• Data provided:
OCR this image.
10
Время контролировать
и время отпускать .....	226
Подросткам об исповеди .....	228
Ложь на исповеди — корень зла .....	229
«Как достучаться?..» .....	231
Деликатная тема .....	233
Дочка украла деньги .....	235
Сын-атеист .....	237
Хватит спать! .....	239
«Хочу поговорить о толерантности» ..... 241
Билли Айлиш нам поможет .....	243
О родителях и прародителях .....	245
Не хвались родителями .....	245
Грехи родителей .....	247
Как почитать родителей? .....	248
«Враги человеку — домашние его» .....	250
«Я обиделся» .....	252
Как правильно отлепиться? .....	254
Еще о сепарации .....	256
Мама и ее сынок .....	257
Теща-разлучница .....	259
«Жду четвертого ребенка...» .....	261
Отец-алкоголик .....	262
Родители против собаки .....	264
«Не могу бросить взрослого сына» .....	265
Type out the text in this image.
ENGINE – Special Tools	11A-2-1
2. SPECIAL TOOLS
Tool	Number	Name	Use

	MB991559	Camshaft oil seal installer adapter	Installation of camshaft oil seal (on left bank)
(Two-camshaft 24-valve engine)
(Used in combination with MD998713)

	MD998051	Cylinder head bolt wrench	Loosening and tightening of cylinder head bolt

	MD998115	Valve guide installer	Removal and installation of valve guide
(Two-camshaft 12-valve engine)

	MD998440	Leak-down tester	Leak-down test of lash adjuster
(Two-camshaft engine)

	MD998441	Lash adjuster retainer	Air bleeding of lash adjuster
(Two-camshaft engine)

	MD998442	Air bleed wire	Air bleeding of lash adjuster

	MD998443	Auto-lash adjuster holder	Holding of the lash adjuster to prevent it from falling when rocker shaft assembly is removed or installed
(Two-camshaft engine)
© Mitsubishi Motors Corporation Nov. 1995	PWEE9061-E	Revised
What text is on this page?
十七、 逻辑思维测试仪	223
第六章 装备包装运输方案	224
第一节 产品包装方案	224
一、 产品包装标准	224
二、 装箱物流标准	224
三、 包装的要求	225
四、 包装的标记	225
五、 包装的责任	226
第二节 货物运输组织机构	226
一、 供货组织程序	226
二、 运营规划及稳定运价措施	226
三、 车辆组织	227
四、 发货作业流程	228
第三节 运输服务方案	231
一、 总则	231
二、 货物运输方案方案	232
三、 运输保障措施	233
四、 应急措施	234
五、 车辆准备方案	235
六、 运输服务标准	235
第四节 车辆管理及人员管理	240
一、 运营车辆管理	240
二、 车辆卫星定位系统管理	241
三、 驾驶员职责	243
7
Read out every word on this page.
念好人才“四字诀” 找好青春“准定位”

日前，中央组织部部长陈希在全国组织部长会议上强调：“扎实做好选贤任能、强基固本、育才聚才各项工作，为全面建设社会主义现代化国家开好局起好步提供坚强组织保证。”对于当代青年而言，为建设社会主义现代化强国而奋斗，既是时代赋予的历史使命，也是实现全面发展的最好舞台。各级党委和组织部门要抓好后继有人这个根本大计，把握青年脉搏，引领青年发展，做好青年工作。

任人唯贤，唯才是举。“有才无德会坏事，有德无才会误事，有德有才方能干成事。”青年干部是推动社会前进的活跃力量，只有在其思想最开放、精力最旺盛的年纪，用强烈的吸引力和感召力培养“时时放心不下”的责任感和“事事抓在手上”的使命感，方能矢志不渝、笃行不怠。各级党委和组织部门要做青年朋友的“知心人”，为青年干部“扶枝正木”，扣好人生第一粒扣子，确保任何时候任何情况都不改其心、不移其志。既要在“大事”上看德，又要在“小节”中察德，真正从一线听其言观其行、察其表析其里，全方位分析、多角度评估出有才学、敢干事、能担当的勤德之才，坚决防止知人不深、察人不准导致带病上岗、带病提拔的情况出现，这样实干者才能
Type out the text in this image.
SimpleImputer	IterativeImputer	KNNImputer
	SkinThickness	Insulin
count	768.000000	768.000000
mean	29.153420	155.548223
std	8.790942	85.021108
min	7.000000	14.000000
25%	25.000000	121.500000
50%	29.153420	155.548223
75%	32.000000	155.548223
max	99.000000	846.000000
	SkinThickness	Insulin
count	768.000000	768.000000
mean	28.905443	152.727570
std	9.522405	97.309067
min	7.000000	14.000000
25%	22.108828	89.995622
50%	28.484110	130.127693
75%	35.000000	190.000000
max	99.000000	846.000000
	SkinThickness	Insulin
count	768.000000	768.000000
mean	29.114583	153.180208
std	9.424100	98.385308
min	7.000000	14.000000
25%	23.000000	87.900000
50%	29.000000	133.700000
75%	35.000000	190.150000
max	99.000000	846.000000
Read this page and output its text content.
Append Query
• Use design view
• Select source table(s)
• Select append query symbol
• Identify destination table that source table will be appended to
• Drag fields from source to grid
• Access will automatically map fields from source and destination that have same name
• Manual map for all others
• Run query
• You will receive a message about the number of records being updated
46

• Exercise brief: In the entries above, find every line holding the word "will" and copy it out.

• Worked answer:
• Identify destination table that source table will be appended to
• Access will automatically map fields from source and destination that have same name
• You will receive a message about the number of records being updated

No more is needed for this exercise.